[TASK] Pull out every line from the listing that has the word "name".
* Begin PROVIDED RECORDS *
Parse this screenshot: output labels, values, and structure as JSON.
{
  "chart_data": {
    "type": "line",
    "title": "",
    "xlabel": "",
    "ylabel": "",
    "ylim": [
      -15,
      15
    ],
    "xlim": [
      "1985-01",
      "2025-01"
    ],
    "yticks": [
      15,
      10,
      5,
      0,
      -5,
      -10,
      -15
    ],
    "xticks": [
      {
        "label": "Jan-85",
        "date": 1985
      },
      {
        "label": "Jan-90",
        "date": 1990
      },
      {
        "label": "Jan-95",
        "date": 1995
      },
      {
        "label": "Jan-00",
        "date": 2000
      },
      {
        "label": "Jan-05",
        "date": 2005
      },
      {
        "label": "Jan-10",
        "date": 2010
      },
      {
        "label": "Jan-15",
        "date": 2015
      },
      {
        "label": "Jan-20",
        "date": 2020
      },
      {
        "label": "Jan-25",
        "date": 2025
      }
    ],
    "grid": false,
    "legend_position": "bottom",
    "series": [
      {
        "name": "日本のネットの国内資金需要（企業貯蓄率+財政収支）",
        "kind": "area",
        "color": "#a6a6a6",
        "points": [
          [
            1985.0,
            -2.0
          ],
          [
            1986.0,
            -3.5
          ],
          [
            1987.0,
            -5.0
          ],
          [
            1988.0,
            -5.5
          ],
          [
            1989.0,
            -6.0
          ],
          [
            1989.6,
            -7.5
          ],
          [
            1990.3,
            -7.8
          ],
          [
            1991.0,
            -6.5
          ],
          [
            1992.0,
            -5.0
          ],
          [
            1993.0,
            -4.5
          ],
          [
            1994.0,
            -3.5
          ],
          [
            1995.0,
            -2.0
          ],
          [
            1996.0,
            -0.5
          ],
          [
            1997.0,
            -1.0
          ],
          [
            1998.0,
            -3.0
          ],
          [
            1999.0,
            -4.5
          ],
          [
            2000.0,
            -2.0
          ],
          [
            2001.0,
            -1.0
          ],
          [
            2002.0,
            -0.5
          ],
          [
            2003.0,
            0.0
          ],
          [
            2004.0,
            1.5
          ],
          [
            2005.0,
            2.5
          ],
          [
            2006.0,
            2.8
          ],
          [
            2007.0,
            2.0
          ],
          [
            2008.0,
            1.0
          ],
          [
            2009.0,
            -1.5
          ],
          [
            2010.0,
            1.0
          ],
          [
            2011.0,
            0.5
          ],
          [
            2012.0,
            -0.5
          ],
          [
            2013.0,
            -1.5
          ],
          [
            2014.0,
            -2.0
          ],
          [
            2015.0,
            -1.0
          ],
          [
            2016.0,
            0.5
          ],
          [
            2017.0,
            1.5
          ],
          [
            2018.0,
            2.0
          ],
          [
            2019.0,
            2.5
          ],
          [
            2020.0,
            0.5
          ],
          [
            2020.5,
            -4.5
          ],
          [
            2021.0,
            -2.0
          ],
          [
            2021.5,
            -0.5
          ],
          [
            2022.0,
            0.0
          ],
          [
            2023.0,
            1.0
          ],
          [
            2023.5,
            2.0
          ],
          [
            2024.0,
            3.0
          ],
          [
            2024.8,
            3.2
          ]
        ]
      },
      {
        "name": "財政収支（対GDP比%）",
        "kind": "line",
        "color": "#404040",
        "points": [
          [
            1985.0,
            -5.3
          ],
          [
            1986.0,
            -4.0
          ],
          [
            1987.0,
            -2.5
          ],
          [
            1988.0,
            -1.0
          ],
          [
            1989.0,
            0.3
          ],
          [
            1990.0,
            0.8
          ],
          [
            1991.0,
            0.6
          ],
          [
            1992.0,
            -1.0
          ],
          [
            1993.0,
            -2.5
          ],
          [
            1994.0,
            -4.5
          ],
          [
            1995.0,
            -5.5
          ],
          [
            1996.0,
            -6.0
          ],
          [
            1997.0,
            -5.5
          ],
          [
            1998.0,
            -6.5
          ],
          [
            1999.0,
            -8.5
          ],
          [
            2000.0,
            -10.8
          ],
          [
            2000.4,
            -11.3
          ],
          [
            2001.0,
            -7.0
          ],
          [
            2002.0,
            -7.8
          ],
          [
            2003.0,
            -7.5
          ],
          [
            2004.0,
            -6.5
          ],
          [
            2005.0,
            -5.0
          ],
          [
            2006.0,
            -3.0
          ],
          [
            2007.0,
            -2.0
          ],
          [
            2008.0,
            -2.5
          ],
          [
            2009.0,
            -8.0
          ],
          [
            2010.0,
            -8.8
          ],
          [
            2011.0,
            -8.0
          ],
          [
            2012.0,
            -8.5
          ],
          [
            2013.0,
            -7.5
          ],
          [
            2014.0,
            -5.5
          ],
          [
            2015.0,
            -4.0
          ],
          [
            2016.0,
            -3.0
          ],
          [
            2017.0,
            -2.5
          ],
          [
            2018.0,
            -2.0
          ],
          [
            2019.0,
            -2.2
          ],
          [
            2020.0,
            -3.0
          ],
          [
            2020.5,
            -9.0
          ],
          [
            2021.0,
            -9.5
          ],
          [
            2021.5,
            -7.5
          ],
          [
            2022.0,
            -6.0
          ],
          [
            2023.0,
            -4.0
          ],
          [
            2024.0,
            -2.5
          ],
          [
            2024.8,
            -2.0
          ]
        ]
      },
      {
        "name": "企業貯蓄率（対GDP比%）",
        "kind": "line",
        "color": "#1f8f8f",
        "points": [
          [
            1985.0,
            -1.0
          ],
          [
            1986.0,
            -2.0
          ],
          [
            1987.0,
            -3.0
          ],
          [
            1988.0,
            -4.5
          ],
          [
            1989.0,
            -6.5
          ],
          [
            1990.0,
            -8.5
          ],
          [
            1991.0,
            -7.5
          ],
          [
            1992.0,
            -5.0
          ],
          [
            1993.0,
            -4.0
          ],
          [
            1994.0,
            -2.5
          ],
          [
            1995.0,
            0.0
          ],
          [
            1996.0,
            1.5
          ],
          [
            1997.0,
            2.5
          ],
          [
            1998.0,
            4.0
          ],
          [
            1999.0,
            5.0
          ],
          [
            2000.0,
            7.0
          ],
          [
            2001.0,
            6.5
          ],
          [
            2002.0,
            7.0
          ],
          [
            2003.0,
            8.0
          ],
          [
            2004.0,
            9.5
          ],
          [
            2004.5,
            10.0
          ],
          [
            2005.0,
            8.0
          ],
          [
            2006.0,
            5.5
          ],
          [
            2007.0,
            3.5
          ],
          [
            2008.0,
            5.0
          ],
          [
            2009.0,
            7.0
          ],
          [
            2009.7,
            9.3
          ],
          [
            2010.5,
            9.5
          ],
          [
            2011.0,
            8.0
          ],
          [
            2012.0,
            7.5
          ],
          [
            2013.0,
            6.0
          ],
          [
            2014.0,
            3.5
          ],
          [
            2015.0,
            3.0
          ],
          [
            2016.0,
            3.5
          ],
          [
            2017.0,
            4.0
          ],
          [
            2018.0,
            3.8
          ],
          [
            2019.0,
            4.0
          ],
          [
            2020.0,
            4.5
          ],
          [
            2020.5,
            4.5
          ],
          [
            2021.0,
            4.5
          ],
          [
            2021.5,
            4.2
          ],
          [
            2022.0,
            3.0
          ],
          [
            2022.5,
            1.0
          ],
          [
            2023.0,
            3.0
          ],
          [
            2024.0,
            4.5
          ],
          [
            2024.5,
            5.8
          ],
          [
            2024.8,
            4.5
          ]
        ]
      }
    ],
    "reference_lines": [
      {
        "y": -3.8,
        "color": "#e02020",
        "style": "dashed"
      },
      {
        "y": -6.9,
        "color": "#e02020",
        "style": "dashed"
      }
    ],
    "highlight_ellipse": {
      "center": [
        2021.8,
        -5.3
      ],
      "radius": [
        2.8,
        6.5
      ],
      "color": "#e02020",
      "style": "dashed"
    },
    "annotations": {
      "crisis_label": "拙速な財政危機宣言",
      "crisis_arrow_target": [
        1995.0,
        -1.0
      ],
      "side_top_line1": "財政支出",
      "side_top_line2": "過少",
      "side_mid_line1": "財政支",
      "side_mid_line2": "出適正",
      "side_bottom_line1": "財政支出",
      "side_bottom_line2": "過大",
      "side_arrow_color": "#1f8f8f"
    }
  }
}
* End PROVIDED RECORDS *
[THE REPLY]
        "name": "日本のネットの国内資金需要（企業貯蓄率+財政収支）",
        "name": "財政収支（対GDP比%）",
        "name": "企業貯蓄率（対GDP比%）",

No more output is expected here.